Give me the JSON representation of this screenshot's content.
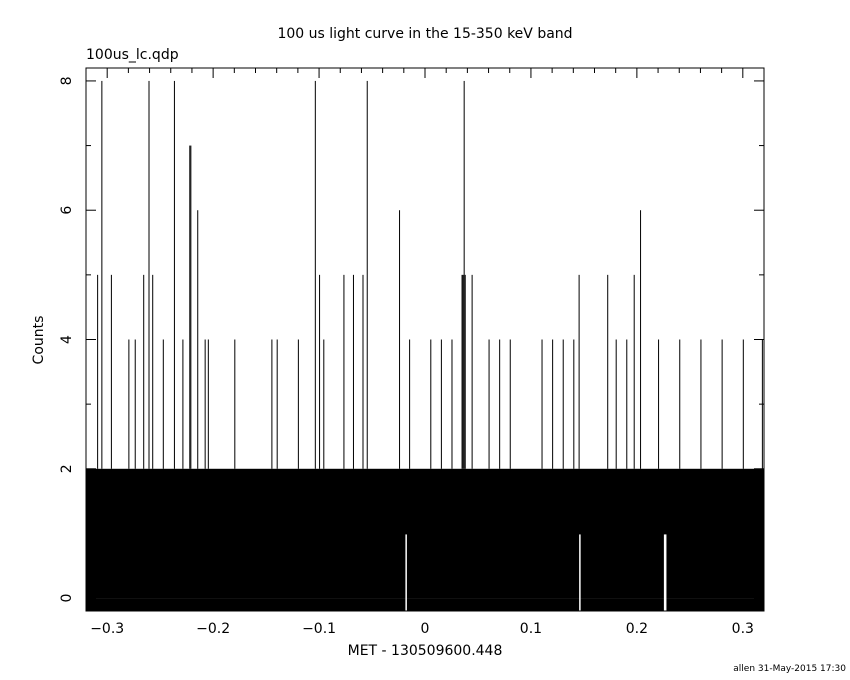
{
  "chart_data": {
    "type": "bar",
    "title": "100 us light curve in the 15-350 keV band",
    "subtitle": "100us_lc.qdp",
    "xlabel": "MET - 130509600.448",
    "ylabel": "Counts",
    "footer": "allen 31-May-2015 17:30",
    "xlim": [
      -0.32,
      0.32
    ],
    "ylim": [
      -0.2,
      8.2
    ],
    "bin_width": 0.0001,
    "x_ticks": [
      -0.3,
      -0.2,
      -0.1,
      0,
      0.1,
      0.2,
      0.3
    ],
    "x_tick_labels": [
      "−0.3",
      "−0.2",
      "−0.1",
      "0",
      "0.1",
      "0.2",
      "0.3"
    ],
    "y_ticks": [
      0,
      2,
      4,
      6,
      8
    ],
    "y_tick_labels": [
      "0",
      "2",
      "4",
      "6",
      "8"
    ],
    "grid": false,
    "series": [
      {
        "base_counts": 2,
        "peaks": [
          {
            "x": -0.3055,
            "y": 8
          },
          {
            "x": -0.261,
            "y": 8
          },
          {
            "x": -0.237,
            "y": 8
          },
          {
            "x": -0.104,
            "y": 8
          },
          {
            "x": -0.055,
            "y": 8
          },
          {
            "x": 0.0365,
            "y": 8
          },
          {
            "x": -0.2225,
            "y": 7
          },
          {
            "x": -0.2215,
            "y": 7
          },
          {
            "x": -0.215,
            "y": 6
          },
          {
            "x": -0.0245,
            "y": 6
          },
          {
            "x": 0.203,
            "y": 6
          },
          {
            "x": -0.3095,
            "y": 5
          },
          {
            "x": -0.2965,
            "y": 5
          },
          {
            "x": -0.266,
            "y": 5
          },
          {
            "x": -0.2575,
            "y": 5
          },
          {
            "x": -0.1,
            "y": 5
          },
          {
            "x": -0.077,
            "y": 5
          },
          {
            "x": -0.068,
            "y": 5
          },
          {
            "x": -0.059,
            "y": 5
          },
          {
            "x": 0.0345,
            "y": 5
          },
          {
            "x": 0.0355,
            "y": 5
          },
          {
            "x": 0.0375,
            "y": 5
          },
          {
            "x": 0.044,
            "y": 5
          },
          {
            "x": 0.145,
            "y": 5
          },
          {
            "x": 0.172,
            "y": 5
          },
          {
            "x": 0.197,
            "y": 5
          },
          {
            "x": -0.28,
            "y": 4
          },
          {
            "x": -0.274,
            "y": 4
          },
          {
            "x": -0.2475,
            "y": 4
          },
          {
            "x": -0.229,
            "y": 4
          },
          {
            "x": -0.208,
            "y": 4
          },
          {
            "x": -0.205,
            "y": 4
          },
          {
            "x": -0.18,
            "y": 4
          },
          {
            "x": -0.145,
            "y": 4
          },
          {
            "x": -0.14,
            "y": 4
          },
          {
            "x": -0.12,
            "y": 4
          },
          {
            "x": -0.096,
            "y": 4
          },
          {
            "x": -0.015,
            "y": 4
          },
          {
            "x": 0.005,
            "y": 4
          },
          {
            "x": 0.015,
            "y": 4
          },
          {
            "x": 0.025,
            "y": 4
          },
          {
            "x": 0.06,
            "y": 4
          },
          {
            "x": 0.07,
            "y": 4
          },
          {
            "x": 0.08,
            "y": 4
          },
          {
            "x": 0.11,
            "y": 4
          },
          {
            "x": 0.12,
            "y": 4
          },
          {
            "x": 0.13,
            "y": 4
          },
          {
            "x": 0.14,
            "y": 4
          },
          {
            "x": 0.18,
            "y": 4
          },
          {
            "x": 0.19,
            "y": 4
          },
          {
            "x": 0.22,
            "y": 4
          },
          {
            "x": 0.24,
            "y": 4
          },
          {
            "x": 0.26,
            "y": 4
          },
          {
            "x": 0.28,
            "y": 4
          },
          {
            "x": 0.3,
            "y": 4
          },
          {
            "x": 0.318,
            "y": 4
          }
        ],
        "zero_gaps": [
          -0.0185,
          0.1455,
          0.2255,
          0.2265
        ]
      }
    ]
  }
}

What is expected: Repeat the material above in full and exactly, omitting the pictures.

Right answer:
Give me the JSON representation of this screenshot's content.
{
  "chart_data": {
    "type": "bar",
    "title": "100 us light curve in the 15-350 keV band",
    "subtitle": "100us_lc.qdp",
    "xlabel": "MET - 130509600.448",
    "ylabel": "Counts",
    "footer": "allen 31-May-2015 17:30",
    "xlim": [
      -0.32,
      0.32
    ],
    "ylim": [
      -0.2,
      8.2
    ],
    "bin_width": 0.0001,
    "x_ticks": [
      -0.3,
      -0.2,
      -0.1,
      0,
      0.1,
      0.2,
      0.3
    ],
    "x_tick_labels": [
      "−0.3",
      "−0.2",
      "−0.1",
      "0",
      "0.1",
      "0.2",
      "0.3"
    ],
    "y_ticks": [
      0,
      2,
      4,
      6,
      8
    ],
    "y_tick_labels": [
      "0",
      "2",
      "4",
      "6",
      "8"
    ],
    "grid": false,
    "series": [
      {
        "base_counts": 2,
        "peaks": [
          {
            "x": -0.3055,
            "y": 8
          },
          {
            "x": -0.261,
            "y": 8
          },
          {
            "x": -0.237,
            "y": 8
          },
          {
            "x": -0.104,
            "y": 8
          },
          {
            "x": -0.055,
            "y": 8
          },
          {
            "x": 0.0365,
            "y": 8
          },
          {
            "x": -0.2225,
            "y": 7
          },
          {
            "x": -0.2215,
            "y": 7
          },
          {
            "x": -0.215,
            "y": 6
          },
          {
            "x": -0.0245,
            "y": 6
          },
          {
            "x": 0.203,
            "y": 6
          },
          {
            "x": -0.3095,
            "y": 5
          },
          {
            "x": -0.2965,
            "y": 5
          },
          {
            "x": -0.266,
            "y": 5
          },
          {
            "x": -0.2575,
            "y": 5
          },
          {
            "x": -0.1,
            "y": 5
          },
          {
            "x": -0.077,
            "y": 5
          },
          {
            "x": -0.068,
            "y": 5
          },
          {
            "x": -0.059,
            "y": 5
          },
          {
            "x": 0.0345,
            "y": 5
          },
          {
            "x": 0.0355,
            "y": 5
          },
          {
            "x": 0.0375,
            "y": 5
          },
          {
            "x": 0.044,
            "y": 5
          },
          {
            "x": 0.145,
            "y": 5
          },
          {
            "x": 0.172,
            "y": 5
          },
          {
            "x": 0.197,
            "y": 5
          },
          {
            "x": -0.28,
            "y": 4
          },
          {
            "x": -0.274,
            "y": 4
          },
          {
            "x": -0.2475,
            "y": 4
          },
          {
            "x": -0.229,
            "y": 4
          },
          {
            "x": -0.208,
            "y": 4
          },
          {
            "x": -0.205,
            "y": 4
          },
          {
            "x": -0.18,
            "y": 4
          },
          {
            "x": -0.145,
            "y": 4
          },
          {
            "x": -0.14,
            "y": 4
          },
          {
            "x": -0.12,
            "y": 4
          },
          {
            "x": -0.096,
            "y": 4
          },
          {
            "x": -0.015,
            "y": 4
          },
          {
            "x": 0.005,
            "y": 4
          },
          {
            "x": 0.015,
            "y": 4
          },
          {
            "x": 0.025,
            "y": 4
          },
          {
            "x": 0.06,
            "y": 4
          },
          {
            "x": 0.07,
            "y": 4
          },
          {
            "x": 0.08,
            "y": 4
          },
          {
            "x": 0.11,
            "y": 4
          },
          {
            "x": 0.12,
            "y": 4
          },
          {
            "x": 0.13,
            "y": 4
          },
          {
            "x": 0.14,
            "y": 4
          },
          {
            "x": 0.18,
            "y": 4
          },
          {
            "x": 0.19,
            "y": 4
          },
          {
            "x": 0.22,
            "y": 4
          },
          {
            "x": 0.24,
            "y": 4
          },
          {
            "x": 0.26,
            "y": 4
          },
          {
            "x": 0.28,
            "y": 4
          },
          {
            "x": 0.3,
            "y": 4
          },
          {
            "x": 0.318,
            "y": 4
          }
        ],
        "zero_gaps": [
          -0.0185,
          0.1455,
          0.2255,
          0.2265
        ]
      }
    ]
  }
}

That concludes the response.